Exercise: Find the string "مرتين" in the listing and report every line that has it.

Material provided:
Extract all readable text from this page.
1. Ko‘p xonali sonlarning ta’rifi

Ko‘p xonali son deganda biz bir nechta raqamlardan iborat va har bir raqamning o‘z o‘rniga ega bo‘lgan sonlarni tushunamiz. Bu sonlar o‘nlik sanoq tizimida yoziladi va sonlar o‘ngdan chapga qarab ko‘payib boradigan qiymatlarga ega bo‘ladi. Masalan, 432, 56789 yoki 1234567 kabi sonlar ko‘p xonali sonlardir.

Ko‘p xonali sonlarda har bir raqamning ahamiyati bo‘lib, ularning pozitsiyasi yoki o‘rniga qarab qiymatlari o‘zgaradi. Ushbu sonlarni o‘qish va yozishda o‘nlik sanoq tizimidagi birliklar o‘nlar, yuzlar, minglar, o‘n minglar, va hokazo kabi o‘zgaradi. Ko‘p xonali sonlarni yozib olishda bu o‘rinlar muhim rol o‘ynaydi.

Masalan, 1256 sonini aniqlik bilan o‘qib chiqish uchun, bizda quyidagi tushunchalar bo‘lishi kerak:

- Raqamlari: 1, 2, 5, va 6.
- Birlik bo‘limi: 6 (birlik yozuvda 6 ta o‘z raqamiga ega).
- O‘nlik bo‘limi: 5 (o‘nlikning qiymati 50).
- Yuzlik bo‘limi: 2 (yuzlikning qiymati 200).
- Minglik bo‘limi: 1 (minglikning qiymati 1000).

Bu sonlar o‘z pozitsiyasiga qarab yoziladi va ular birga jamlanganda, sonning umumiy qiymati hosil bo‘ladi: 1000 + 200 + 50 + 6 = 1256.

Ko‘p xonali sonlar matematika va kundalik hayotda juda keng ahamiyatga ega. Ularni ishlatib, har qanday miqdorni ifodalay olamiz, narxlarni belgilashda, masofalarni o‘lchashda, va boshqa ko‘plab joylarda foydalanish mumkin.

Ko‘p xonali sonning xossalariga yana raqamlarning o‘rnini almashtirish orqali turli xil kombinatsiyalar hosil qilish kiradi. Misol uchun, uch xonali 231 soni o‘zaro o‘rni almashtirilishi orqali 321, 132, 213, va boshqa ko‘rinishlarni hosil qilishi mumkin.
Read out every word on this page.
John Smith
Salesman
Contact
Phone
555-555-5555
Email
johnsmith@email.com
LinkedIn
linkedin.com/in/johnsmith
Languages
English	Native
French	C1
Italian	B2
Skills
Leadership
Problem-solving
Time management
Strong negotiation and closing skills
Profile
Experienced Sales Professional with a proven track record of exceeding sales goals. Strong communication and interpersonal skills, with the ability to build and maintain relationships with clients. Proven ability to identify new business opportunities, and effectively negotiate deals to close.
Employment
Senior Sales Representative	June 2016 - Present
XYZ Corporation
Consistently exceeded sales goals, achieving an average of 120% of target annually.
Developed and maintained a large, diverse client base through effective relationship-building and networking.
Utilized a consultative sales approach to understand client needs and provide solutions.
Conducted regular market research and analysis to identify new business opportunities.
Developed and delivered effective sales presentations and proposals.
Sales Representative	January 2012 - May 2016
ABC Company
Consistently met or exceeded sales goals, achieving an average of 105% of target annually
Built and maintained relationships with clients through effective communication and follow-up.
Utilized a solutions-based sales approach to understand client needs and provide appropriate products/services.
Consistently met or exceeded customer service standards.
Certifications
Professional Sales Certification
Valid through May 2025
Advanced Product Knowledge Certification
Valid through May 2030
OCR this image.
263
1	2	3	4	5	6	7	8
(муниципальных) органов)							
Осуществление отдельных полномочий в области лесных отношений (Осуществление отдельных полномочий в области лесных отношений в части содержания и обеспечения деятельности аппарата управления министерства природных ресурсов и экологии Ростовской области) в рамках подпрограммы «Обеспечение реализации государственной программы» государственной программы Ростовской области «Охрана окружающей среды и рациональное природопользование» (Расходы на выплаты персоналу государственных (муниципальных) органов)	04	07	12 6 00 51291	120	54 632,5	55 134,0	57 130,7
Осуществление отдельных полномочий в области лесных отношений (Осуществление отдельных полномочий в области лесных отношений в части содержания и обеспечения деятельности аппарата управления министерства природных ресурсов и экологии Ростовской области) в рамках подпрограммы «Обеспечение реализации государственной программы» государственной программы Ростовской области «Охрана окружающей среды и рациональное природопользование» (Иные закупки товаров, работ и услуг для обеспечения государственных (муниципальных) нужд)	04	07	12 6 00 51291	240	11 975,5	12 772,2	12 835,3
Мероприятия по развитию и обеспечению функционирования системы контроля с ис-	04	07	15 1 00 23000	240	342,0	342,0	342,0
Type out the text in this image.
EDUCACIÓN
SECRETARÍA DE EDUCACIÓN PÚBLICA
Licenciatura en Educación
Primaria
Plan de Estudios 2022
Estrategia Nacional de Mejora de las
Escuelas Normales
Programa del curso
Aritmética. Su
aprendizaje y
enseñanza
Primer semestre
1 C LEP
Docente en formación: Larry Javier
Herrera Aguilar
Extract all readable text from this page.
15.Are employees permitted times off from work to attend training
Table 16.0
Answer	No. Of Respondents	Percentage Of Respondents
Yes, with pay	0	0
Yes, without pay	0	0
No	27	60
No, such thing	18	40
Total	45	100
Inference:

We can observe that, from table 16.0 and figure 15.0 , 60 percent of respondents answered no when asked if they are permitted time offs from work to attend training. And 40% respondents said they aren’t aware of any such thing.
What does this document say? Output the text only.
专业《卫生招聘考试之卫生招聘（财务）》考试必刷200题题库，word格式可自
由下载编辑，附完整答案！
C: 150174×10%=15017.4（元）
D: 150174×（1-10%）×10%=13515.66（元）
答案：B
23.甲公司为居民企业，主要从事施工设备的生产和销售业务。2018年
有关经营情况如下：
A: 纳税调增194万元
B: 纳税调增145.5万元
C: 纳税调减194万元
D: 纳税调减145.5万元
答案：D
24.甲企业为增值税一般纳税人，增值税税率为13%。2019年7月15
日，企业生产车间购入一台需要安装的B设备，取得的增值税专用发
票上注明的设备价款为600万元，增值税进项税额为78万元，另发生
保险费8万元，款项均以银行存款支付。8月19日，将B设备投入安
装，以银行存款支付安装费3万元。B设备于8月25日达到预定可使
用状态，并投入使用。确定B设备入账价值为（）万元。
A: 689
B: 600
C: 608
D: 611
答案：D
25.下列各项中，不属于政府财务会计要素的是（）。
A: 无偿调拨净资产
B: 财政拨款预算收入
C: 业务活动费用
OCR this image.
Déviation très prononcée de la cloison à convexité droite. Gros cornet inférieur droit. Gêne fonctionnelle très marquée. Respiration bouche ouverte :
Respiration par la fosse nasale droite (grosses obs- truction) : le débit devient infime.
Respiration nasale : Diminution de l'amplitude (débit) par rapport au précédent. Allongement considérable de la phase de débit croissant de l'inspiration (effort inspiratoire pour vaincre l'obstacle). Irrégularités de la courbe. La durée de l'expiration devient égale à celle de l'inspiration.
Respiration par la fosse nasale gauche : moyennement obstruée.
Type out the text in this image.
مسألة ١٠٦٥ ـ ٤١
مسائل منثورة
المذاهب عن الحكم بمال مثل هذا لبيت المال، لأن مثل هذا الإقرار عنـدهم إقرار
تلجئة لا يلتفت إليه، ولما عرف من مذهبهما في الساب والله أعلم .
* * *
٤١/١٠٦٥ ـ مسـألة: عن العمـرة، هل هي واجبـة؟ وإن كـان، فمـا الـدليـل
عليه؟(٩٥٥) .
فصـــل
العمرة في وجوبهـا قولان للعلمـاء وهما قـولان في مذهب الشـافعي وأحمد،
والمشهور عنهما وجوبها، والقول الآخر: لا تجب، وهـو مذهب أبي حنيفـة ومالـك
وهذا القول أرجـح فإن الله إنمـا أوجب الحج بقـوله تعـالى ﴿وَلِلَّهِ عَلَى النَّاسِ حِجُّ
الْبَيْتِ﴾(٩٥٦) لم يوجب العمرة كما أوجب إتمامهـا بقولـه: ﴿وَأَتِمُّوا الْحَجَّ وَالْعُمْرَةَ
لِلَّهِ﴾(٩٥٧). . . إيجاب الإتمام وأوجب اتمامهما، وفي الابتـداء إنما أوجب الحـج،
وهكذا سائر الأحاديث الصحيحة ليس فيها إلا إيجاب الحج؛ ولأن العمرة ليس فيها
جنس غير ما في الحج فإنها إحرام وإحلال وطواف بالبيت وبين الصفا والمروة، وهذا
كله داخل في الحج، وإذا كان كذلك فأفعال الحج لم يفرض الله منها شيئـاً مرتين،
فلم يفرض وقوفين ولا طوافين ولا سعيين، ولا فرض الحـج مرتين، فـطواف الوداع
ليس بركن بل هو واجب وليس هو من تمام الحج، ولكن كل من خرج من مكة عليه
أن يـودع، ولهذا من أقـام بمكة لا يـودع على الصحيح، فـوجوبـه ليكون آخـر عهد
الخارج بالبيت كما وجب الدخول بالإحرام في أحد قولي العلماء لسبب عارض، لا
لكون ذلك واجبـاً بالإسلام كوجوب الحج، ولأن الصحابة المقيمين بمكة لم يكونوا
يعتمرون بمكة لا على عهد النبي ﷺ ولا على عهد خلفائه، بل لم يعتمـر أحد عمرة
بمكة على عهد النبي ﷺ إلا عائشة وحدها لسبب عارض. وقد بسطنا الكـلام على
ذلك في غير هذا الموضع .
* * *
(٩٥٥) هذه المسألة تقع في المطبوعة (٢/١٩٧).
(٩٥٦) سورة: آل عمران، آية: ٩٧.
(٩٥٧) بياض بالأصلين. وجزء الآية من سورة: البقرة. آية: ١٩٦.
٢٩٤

Solved exercise:
كله داخل في الحج، وإذا كان كذلك فأفعال الحج لم يفرض الله منها شيئـاً مرتين،
فلم يفرض وقوفين ولا طوافين ولا سعيين، ولا فرض الحـج مرتين، فـطواف الوداع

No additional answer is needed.